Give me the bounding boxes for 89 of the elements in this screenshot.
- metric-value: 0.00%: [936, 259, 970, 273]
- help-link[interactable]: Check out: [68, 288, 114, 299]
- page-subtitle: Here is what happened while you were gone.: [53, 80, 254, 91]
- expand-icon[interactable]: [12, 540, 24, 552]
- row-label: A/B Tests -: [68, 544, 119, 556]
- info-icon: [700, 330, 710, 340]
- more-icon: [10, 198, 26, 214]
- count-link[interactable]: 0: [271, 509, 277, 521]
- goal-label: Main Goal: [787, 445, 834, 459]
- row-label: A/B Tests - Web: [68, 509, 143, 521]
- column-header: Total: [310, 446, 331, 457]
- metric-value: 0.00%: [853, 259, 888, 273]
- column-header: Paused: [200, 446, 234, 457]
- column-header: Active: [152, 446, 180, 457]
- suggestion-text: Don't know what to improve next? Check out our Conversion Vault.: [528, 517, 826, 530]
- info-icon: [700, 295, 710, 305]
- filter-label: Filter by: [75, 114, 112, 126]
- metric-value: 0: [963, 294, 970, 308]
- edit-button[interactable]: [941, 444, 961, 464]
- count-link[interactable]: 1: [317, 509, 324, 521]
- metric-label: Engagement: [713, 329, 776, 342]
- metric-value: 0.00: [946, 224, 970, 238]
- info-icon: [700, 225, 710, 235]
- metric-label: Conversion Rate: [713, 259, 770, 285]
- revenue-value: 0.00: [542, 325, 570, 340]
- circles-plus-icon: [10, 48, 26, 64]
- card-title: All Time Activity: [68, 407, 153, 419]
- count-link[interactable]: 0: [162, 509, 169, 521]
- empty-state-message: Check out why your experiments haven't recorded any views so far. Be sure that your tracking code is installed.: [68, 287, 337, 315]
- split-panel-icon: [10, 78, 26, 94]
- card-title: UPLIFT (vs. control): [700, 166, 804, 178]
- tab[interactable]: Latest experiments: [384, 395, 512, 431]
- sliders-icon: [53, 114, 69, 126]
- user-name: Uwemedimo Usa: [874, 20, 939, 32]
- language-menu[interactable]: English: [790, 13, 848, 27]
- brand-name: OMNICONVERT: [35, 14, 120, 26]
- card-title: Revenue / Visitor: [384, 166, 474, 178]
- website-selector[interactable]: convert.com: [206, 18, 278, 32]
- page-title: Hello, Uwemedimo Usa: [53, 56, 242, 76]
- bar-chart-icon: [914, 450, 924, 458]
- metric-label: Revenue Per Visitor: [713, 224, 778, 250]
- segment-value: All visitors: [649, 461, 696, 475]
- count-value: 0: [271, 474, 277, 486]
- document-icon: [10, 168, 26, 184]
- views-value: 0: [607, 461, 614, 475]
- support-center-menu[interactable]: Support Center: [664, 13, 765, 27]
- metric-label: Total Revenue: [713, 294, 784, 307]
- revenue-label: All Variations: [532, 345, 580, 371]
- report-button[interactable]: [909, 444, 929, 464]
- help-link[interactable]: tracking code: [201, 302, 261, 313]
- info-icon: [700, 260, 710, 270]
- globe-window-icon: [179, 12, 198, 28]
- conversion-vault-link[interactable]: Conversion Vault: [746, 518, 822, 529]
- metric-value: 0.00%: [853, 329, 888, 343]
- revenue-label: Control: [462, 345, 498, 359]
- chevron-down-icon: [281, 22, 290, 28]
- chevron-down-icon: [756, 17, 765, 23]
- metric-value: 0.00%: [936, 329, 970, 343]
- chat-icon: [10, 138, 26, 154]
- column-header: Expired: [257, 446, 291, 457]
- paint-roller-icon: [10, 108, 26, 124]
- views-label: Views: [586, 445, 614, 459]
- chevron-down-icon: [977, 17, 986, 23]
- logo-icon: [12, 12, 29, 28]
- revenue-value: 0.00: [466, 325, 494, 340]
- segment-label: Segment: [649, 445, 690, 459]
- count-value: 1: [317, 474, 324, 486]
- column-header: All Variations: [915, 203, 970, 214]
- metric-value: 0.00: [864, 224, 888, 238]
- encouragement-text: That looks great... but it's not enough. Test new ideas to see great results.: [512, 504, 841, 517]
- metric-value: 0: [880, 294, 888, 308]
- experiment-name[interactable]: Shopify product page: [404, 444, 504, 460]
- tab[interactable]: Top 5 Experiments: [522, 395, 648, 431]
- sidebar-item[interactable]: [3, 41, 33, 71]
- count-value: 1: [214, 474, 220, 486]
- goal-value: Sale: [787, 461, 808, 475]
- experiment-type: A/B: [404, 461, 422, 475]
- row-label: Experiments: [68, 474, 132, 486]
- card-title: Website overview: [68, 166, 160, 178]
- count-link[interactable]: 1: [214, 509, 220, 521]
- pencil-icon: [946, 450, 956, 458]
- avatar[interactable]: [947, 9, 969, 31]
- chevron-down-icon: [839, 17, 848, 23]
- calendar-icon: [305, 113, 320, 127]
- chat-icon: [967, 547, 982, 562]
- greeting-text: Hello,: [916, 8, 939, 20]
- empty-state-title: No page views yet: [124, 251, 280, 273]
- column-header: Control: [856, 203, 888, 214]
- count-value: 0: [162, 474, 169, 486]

===============

_Instruction_. Copy every line of the data above, unchanged and in the same order.

_Reply_.
Give me the bounding boxes for 89 of the elements in this screenshot.
- metric-value: 0.00%: [936, 259, 970, 273]
- help-link[interactable]: Check out: [68, 288, 114, 299]
- page-subtitle: Here is what happened while you were gone.: [53, 80, 254, 91]
- expand-icon[interactable]: [12, 540, 24, 552]
- row-label: A/B Tests -: [68, 544, 119, 556]
- info-icon: [700, 330, 710, 340]
- more-icon: [10, 198, 26, 214]
- count-link[interactable]: 0: [271, 509, 277, 521]
- goal-label: Main Goal: [787, 445, 834, 459]
- row-label: A/B Tests - Web: [68, 509, 143, 521]
- column-header: Total: [310, 446, 331, 457]
- metric-value: 0.00%: [853, 259, 888, 273]
- column-header: Paused: [200, 446, 234, 457]
- column-header: Active: [152, 446, 180, 457]
- suggestion-text: Don't know what to improve next? Check out our Conversion Vault.: [528, 517, 826, 530]
- info-icon: [700, 295, 710, 305]
- filter-label: Filter by: [75, 114, 112, 126]
- metric-value: 0: [963, 294, 970, 308]
- edit-button[interactable]: [941, 444, 961, 464]
- count-link[interactable]: 1: [317, 509, 324, 521]
- metric-label: Engagement: [713, 329, 776, 342]
- metric-value: 0.00: [946, 224, 970, 238]
- info-icon: [700, 225, 710, 235]
- metric-label: Conversion Rate: [713, 259, 770, 285]
- revenue-value: 0.00: [542, 325, 570, 340]
- circles-plus-icon: [10, 48, 26, 64]
- card-title: All Time Activity: [68, 407, 153, 419]
- count-link[interactable]: 0: [162, 509, 169, 521]
- empty-state-message: Check out why your experiments haven't recorded any views so far. Be sure that your tracking code is installed.: [68, 287, 337, 315]
- split-panel-icon: [10, 78, 26, 94]
- card-title: UPLIFT (vs. control): [700, 166, 804, 178]
- tab[interactable]: Latest experiments: [384, 395, 512, 431]
- sliders-icon: [53, 114, 69, 126]
- user-name: Uwemedimo Usa: [874, 20, 939, 32]
- language-menu[interactable]: English: [790, 13, 848, 27]
- brand-name: OMNICONVERT: [35, 14, 120, 26]
- card-title: Revenue / Visitor: [384, 166, 474, 178]
- website-selector[interactable]: convert.com: [206, 18, 278, 32]
- page-title: Hello, Uwemedimo Usa: [53, 56, 242, 76]
- bar-chart-icon: [914, 450, 924, 458]
- metric-label: Revenue Per Visitor: [713, 224, 778, 250]
- segment-value: All visitors: [649, 461, 696, 475]
- count-value: 0: [271, 474, 277, 486]
- document-icon: [10, 168, 26, 184]
- views-value: 0: [607, 461, 614, 475]
- support-center-menu[interactable]: Support Center: [664, 13, 765, 27]
- metric-label: Total Revenue: [713, 294, 784, 307]
- revenue-label: All Variations: [532, 345, 580, 371]
- report-button[interactable]: [909, 444, 929, 464]
- help-link[interactable]: tracking code: [201, 302, 261, 313]
- info-icon: [700, 260, 710, 270]
- globe-window-icon: [179, 12, 198, 28]
- conversion-vault-link[interactable]: Conversion Vault: [746, 518, 822, 529]
- metric-value: 0.00%: [853, 329, 888, 343]
- revenue-label: Control: [462, 345, 498, 359]
- chevron-down-icon: [281, 22, 290, 28]
- chevron-down-icon: [756, 17, 765, 23]
- metric-value: 0.00%: [936, 329, 970, 343]
- chat-icon: [10, 138, 26, 154]
- column-header: Expired: [257, 446, 291, 457]
- paint-roller-icon: [10, 108, 26, 124]
- views-label: Views: [586, 445, 614, 459]
- chevron-down-icon: [977, 17, 986, 23]
- logo-icon: [12, 12, 29, 28]
- revenue-value: 0.00: [466, 325, 494, 340]
- segment-label: Segment: [649, 445, 690, 459]
- count-value: 1: [317, 474, 324, 486]
- column-header: All Variations: [915, 203, 970, 214]
- metric-value: 0.00: [864, 224, 888, 238]
- encouragement-text: That looks great... but it's not enough. Test new ideas to see great results.: [512, 504, 841, 517]
- metric-value: 0: [880, 294, 888, 308]
- experiment-name[interactable]: Shopify product page: [404, 444, 504, 460]
- tab[interactable]: Top 5 Experiments: [522, 395, 648, 431]
- sidebar-item[interactable]: [3, 41, 33, 71]
- count-value: 1: [214, 474, 220, 486]
- goal-value: Sale: [787, 461, 808, 475]
- experiment-type: A/B: [404, 461, 422, 475]
- row-label: Experiments: [68, 474, 132, 486]
- card-title: Website overview: [68, 166, 160, 178]
- count-link[interactable]: 1: [214, 509, 220, 521]
- pencil-icon: [946, 450, 956, 458]
- avatar[interactable]: [947, 9, 969, 31]
- chevron-down-icon: [839, 17, 848, 23]
- calendar-icon: [305, 113, 320, 127]
- chat-icon: [967, 547, 982, 562]
- greeting-text: Hello,: [916, 8, 939, 20]
- empty-state-title: No page views yet: [124, 251, 280, 273]
- column-header: Control: [856, 203, 888, 214]
- count-value: 0: [162, 474, 169, 486]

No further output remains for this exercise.